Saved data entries
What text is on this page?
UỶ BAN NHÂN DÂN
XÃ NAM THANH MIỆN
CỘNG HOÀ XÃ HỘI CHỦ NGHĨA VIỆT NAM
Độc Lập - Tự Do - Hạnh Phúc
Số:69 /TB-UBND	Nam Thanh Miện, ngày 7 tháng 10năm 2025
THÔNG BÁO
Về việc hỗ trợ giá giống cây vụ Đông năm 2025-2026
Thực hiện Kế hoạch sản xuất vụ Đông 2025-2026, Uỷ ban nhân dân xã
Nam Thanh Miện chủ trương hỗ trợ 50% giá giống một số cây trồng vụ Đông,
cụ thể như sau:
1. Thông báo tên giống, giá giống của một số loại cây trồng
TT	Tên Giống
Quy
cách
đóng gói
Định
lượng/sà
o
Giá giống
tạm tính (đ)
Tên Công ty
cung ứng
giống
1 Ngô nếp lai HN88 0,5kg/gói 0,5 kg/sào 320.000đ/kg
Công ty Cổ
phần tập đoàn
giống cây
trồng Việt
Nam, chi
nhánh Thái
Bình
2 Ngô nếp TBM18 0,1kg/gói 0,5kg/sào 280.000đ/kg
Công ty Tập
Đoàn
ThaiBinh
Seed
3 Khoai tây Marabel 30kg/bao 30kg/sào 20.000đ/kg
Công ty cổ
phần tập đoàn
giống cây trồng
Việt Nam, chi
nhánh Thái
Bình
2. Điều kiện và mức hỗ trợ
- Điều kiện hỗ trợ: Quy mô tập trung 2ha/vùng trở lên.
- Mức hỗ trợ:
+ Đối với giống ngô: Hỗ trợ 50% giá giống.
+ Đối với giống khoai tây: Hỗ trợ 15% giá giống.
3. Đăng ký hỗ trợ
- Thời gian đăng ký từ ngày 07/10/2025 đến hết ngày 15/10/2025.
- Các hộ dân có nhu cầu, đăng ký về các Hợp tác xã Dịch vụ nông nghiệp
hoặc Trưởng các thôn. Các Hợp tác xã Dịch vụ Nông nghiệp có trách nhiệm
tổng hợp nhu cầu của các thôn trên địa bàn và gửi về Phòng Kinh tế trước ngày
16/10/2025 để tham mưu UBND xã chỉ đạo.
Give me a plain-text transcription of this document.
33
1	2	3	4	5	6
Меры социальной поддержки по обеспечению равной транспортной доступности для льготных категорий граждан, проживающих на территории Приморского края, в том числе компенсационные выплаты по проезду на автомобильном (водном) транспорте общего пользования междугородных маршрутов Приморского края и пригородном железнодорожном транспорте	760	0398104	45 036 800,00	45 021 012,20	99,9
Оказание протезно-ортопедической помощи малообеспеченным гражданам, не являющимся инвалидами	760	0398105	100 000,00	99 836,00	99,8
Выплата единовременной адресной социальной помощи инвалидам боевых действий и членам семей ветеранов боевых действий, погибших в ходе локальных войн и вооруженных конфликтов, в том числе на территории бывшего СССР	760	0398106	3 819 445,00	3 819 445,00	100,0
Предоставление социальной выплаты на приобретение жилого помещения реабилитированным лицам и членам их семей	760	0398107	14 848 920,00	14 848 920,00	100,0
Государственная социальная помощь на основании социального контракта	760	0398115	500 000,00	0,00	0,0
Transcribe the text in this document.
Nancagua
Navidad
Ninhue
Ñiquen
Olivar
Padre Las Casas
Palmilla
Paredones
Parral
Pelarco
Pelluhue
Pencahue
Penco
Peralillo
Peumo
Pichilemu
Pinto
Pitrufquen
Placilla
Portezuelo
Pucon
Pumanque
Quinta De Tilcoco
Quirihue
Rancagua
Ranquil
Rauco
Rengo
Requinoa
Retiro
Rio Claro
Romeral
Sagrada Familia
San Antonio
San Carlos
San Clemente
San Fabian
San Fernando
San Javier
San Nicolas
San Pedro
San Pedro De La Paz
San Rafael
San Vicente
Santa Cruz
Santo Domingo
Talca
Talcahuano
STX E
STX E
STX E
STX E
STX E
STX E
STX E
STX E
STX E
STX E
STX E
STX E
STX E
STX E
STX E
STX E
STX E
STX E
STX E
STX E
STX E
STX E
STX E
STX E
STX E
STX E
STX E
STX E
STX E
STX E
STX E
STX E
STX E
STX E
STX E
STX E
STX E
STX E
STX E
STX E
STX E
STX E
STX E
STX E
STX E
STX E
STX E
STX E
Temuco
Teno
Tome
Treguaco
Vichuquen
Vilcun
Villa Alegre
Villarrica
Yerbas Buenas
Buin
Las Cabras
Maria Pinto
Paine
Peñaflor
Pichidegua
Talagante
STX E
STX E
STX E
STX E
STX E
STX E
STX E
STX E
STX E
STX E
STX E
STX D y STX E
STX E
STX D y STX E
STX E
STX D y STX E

The task:
Scan the listing above and identify each line holding the string "this"; copy every such line.

Correct result:
What text is on this page?
Give me a plain-text transcription of this document.
Transcribe the text in this document.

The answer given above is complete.